Direction >> Write out the following lines of data verbatim, omitting the picture.
==========
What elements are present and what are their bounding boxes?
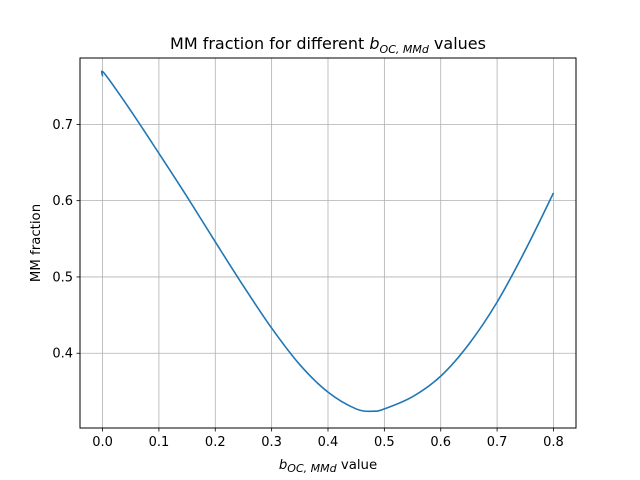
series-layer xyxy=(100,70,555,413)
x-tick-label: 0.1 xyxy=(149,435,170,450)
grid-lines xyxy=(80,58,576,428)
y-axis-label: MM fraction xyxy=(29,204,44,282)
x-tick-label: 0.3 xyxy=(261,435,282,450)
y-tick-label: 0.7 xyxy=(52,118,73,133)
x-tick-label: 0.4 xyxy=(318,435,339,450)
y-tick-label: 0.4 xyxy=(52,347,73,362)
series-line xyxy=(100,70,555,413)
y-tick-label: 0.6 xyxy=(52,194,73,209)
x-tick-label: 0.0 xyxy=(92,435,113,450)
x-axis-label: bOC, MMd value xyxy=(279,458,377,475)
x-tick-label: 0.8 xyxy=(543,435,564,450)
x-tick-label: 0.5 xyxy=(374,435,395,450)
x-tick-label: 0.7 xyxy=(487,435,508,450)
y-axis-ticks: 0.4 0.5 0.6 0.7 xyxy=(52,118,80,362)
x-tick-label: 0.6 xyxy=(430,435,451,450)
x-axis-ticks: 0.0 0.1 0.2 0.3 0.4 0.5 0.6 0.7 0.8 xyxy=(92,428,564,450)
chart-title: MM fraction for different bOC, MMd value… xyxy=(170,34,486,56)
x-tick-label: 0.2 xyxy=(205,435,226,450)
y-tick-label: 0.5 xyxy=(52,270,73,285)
==========
Correct response >>
What elements are present and what are their bounding boxes?
series-layer xyxy=(100,70,555,413)
x-tick-label: 0.1 xyxy=(149,435,170,450)
grid-lines xyxy=(80,58,576,428)
y-axis-label: MM fraction xyxy=(29,204,44,282)
x-tick-label: 0.3 xyxy=(261,435,282,450)
y-tick-label: 0.7 xyxy=(52,118,73,133)
x-tick-label: 0.4 xyxy=(318,435,339,450)
y-tick-label: 0.4 xyxy=(52,347,73,362)
series-line xyxy=(100,70,555,413)
y-tick-label: 0.6 xyxy=(52,194,73,209)
x-tick-label: 0.0 xyxy=(92,435,113,450)
x-axis-label: bOC, MMd value xyxy=(279,458,377,475)
x-tick-label: 0.8 xyxy=(543,435,564,450)
x-tick-label: 0.5 xyxy=(374,435,395,450)
x-tick-label: 0.7 xyxy=(487,435,508,450)
y-axis-ticks: 0.4 0.5 0.6 0.7 xyxy=(52,118,80,362)
x-tick-label: 0.6 xyxy=(430,435,451,450)
x-axis-ticks: 0.0 0.1 0.2 0.3 0.4 0.5 0.6 0.7 0.8 xyxy=(92,428,564,450)
chart-title: MM fraction for different bOC, MMd value… xyxy=(170,34,486,56)
x-tick-label: 0.2 xyxy=(205,435,226,450)
y-tick-label: 0.5 xyxy=(52,270,73,285)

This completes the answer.